* **課題 1**: 閣議に関する発言の抜粋で、片山大臣はこれを何の議論そのものだと述べましたか。

* **抽出テキスト**:
=-=-=-=-=
それを受けて、塩川大臣からも積極的に取り組んで欲しい、8月の概算要求にそういうものを生かして欲しい、特に科学技術等々でこれまでの経験も踏まえて新たな芽出しをして欲しいというようなご発言がありました。

片山大臣からも、これは政策評価をどうするかという議論そのものであって、前向きにやって行って欲しいというお話がありました。

総理からも、これは長年色々言われてきた予算の問題点を解決へ前進させて、実質的に同じ支出で効果を上げて、結果的にコスト削減になる非常に重要な機会だからというご発言がありました。

更に、細田大臣、扇大臣からも、積極的に取り組むというようなお話がございました。

閣議、閣僚懇に関しては、私の方からは以上です。

2.質疑応答

問)

まず最近長期金利の上昇が止まらないんですけれども、その原因分析と政府としての対策を伺いたいとおもいます。
=-=-=-=-=
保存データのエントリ
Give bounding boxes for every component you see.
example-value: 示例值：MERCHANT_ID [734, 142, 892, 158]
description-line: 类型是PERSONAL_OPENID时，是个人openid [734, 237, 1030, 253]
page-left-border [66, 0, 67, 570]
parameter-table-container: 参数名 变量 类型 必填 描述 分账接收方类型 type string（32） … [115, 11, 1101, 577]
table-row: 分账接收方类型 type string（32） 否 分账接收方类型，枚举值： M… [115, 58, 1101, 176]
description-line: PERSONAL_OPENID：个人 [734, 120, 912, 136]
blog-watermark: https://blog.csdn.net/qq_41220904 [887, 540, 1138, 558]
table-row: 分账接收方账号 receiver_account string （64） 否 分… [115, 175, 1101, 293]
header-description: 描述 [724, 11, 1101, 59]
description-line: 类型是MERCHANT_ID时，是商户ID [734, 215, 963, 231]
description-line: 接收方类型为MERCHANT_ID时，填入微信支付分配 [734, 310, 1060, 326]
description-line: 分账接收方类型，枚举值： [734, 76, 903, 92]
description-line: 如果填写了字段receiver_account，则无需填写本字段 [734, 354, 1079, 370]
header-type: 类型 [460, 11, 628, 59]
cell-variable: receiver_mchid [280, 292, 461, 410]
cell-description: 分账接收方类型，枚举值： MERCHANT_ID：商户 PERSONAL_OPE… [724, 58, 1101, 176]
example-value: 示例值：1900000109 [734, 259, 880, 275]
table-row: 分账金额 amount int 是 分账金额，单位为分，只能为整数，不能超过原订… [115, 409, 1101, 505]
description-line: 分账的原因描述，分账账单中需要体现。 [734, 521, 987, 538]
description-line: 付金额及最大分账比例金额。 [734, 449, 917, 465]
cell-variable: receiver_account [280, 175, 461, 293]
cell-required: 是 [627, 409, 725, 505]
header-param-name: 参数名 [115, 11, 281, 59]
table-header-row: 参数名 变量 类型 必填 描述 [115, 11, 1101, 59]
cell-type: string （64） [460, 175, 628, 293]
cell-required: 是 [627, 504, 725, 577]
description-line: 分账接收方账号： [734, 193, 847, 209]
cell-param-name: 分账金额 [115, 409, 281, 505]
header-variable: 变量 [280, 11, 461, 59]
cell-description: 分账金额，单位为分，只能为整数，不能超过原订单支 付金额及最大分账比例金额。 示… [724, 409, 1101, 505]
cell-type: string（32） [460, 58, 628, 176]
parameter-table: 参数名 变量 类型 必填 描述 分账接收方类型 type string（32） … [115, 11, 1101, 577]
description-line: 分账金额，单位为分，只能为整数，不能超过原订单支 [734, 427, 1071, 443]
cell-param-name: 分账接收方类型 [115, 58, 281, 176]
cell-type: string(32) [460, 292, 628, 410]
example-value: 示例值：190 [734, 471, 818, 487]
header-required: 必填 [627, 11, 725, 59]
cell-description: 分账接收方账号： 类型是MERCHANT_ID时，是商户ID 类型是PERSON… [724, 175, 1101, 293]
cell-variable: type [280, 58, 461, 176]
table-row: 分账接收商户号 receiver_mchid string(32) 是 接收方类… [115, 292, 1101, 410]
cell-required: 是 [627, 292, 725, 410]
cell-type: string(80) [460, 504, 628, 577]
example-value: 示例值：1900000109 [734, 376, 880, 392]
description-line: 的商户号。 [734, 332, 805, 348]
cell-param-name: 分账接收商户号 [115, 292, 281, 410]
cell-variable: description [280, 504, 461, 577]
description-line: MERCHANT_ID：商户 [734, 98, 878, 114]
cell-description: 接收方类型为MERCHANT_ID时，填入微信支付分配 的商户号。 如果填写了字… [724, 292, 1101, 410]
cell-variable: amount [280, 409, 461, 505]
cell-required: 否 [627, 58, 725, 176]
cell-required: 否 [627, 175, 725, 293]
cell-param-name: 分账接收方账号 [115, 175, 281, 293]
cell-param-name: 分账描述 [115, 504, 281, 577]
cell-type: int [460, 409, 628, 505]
=-=-=-=-=
* **課題 2**: エントリの冒頭から「description-line: PERSONAL_OPENID：个人 [734, 120, 912, 136]」を含む行までの部分について、「description-line」を「detail-line」に変えて書き直してください。ほかは一切変えないでください。

* **解答 1**: 政策評価をどうするかという議論です。

* **解答 2**:
Give bounding boxes for every component you see.
example-value: 示例值：MERCHANT_ID [734, 142, 892, 158]
detail-line: 类型是PERSONAL_OPENID时，是个人openid [734, 237, 1030, 253]
page-left-border [66, 0, 67, 570]
parameter-table-container: 参数名 变量 类型 必填 描述 分账接收方类型 type string（32） … [115, 11, 1101, 577]
table-row: 分账接收方类型 type string（32） 否 分账接收方类型，枚举值： M… [115, 58, 1101, 176]
detail-line: PERSONAL_OPENID：个人 [734, 120, 912, 136]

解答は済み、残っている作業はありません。